Figure record listings
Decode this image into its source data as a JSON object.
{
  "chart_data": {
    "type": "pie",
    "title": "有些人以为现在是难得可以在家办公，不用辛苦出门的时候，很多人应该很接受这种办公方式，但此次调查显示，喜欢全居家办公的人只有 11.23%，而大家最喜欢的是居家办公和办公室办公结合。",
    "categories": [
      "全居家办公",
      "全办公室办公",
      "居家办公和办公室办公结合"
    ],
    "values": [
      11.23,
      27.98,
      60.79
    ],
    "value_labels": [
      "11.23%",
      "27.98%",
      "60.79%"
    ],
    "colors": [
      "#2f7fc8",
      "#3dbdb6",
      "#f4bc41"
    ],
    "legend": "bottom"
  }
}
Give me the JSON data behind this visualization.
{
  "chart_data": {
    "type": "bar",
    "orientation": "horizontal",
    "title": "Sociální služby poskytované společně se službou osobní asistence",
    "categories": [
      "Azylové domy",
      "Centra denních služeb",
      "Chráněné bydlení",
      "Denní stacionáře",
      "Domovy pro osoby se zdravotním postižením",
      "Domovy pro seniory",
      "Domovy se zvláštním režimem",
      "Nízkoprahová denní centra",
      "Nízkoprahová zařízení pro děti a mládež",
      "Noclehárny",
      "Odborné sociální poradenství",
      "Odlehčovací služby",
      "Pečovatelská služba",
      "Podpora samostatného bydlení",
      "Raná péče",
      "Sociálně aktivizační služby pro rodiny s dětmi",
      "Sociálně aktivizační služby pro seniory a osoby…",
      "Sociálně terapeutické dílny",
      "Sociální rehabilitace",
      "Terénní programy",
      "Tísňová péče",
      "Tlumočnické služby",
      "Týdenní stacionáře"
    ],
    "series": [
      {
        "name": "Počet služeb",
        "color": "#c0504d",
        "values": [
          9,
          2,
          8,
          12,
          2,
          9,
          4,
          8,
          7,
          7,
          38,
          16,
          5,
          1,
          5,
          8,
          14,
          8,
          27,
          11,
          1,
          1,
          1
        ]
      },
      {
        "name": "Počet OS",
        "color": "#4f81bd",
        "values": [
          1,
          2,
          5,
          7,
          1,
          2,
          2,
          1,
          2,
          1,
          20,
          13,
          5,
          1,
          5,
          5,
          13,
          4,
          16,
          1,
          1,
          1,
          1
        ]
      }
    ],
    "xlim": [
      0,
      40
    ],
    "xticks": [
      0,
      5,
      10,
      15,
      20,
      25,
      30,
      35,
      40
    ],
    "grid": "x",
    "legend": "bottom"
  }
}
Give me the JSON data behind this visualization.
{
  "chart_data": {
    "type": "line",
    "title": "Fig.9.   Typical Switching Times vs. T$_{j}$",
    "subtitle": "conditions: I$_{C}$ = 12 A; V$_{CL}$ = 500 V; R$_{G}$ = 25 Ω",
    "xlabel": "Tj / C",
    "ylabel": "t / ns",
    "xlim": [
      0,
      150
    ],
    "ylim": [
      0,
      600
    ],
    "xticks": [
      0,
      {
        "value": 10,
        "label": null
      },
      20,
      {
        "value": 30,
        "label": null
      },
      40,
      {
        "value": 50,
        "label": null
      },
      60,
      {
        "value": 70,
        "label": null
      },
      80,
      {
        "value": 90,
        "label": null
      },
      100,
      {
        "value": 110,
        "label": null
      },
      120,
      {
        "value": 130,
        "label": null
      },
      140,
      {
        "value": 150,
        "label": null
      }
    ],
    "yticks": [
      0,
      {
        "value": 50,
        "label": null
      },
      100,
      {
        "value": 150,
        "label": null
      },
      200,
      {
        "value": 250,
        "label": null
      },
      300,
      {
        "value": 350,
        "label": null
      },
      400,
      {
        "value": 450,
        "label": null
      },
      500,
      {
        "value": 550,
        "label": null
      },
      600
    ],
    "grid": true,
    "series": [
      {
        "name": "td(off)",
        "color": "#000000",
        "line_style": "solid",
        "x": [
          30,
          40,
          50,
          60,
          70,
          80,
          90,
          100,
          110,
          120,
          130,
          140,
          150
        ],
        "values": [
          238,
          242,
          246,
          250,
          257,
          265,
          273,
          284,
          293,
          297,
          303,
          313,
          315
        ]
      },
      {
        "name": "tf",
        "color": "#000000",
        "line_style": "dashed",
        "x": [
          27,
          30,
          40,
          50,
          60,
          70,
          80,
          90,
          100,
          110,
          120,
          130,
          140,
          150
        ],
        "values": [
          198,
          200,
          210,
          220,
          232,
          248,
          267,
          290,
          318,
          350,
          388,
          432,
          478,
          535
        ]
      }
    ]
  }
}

Stated goal: Repeat the material word for word, in full.

Solution to this exercise:
Decode this image into its source data as a JSON object.
{
  "chart_data": {
    "type": "pie",
    "title": "有些人以为现在是难得可以在家办公，不用辛苦出门的时候，很多人应该很接受这种办公方式，但此次调查显示，喜欢全居家办公的人只有 11.23%，而大家最喜欢的是居家办公和办公室办公结合。",
    "categories": [
      "全居家办公",
      "全办公室办公",
      "居家办公和办公室办公结合"
    ],
    "values": [
      11.23,
      27.98,
      60.79
    ],
    "value_labels": [
      "11.23%",
      "27.98%",
      "60.79%"
    ],
    "colors": [
      "#2f7fc8",
      "#3dbdb6",
      "#f4bc41"
    ],
    "legend": "bottom"
  }
}
Give me the JSON data behind this visualization.
{
  "chart_data": {
    "type": "bar",
    "orientation": "horizontal",
    "title": "Sociální služby poskytované společně se službou osobní asistence",
    "categories": [
      "Azylové domy",
      "Centra denních služeb",
      "Chráněné bydlení",
      "Denní stacionáře",
      "Domovy pro osoby se zdravotním postižením",
      "Domovy pro seniory",
      "Domovy se zvláštním režimem",
      "Nízkoprahová denní centra",
      "Nízkoprahová zařízení pro děti a mládež",
      "Noclehárny",
      "Odborné sociální poradenství",
      "Odlehčovací služby",
      "Pečovatelská služba",
      "Podpora samostatného bydlení",
      "Raná péče",
      "Sociálně aktivizační služby pro rodiny s dětmi",
      "Sociálně aktivizační služby pro seniory a osoby…",
      "Sociálně terapeutické dílny",
      "Sociální rehabilitace",
      "Terénní programy",
      "Tísňová péče",
      "Tlumočnické služby",
      "Týdenní stacionáře"
    ],
    "series": [
      {
        "name": "Počet služeb",
        "color": "#c0504d",
        "values": [
          9,
          2,
          8,
          12,
          2,
          9,
          4,
          8,
          7,
          7,
          38,
          16,
          5,
          1,
          5,
          8,
          14,
          8,
          27,
          11,
          1,
          1,
          1
        ]
      },
      {
        "name": "Počet OS",
        "color": "#4f81bd",
        "values": [
          1,
          2,
          5,
          7,
          1,
          2,
          2,
          1,
          2,
          1,
          20,
          13,
          5,
          1,
          5,
          5,
          13,
          4,
          16,
          1,
          1,
          1,
          1
        ]
      }
    ],
    "xlim": [
      0,
      40
    ],
    "xticks": [
      0,
      5,
      10,
      15,
      20,
      25,
      30,
      35,
      40
    ],
    "grid": "x",
    "legend": "bottom"
  }
}
Give me the JSON data behind this visualization.
{
  "chart_data": {
    "type": "line",
    "title": "Fig.9.   Typical Switching Times vs. T$_{j}$",
    "subtitle": "conditions: I$_{C}$ = 12 A; V$_{CL}$ = 500 V; R$_{G}$ = 25 Ω",
    "xlabel": "Tj / C",
    "ylabel": "t / ns",
    "xlim": [
      0,
      150
    ],
    "ylim": [
      0,
      600
    ],
    "xticks": [
      0,
      {
        "value": 10,
        "label": null
      },
      20,
      {
        "value": 30,
        "label": null
      },
      40,
      {
        "value": 50,
        "label": null
      },
      60,
      {
        "value": 70,
        "label": null
      },
      80,
      {
        "value": 90,
        "label": null
      },
      100,
      {
        "value": 110,
        "label": null
      },
      120,
      {
        "value": 130,
        "label": null
      },
      140,
      {
        "value": 150,
        "label": null
      }
    ],
    "yticks": [
      0,
      {
        "value": 50,
        "label": null
      },
      100,
      {
        "value": 150,
        "label": null
      },
      200,
      {
        "value": 250,
        "label": null
      },
      300,
      {
        "value": 350,
        "label": null
      },
      400,
      {
        "value": 450,
        "label": null
      },
      500,
      {
        "value": 550,
        "label": null
      },
      600
    ],
    "grid": true,
    "series": [
      {
        "name": "td(off)",
        "color": "#000000",
        "line_style": "solid",
        "x": [
          30,
          40,
          50,
          60,
          70,
          80,
          90,
          100,
          110,
          120,
          130,
          140,
          150
        ],
        "values": [
          238,
          242,
          246,
          250,
          257,
          265,
          273,
          284,
          293,
          297,
          303,
          313,
          315
        ]
      },
      {
        "name": "tf",
        "color": "#000000",
        "line_style": "dashed",
        "x": [
          27,
          30,
          40,
          50,
          60,
          70,
          80,
          90,
          100,
          110,
          120,
          130,
          140,
          150
        ],
        "values": [
          198,
          200,
          210,
          220,
          232,
          248,
          267,
          290,
          318,
          350,
          388,
          432,
          478,
          535
        ]
      }
    ]
  }
}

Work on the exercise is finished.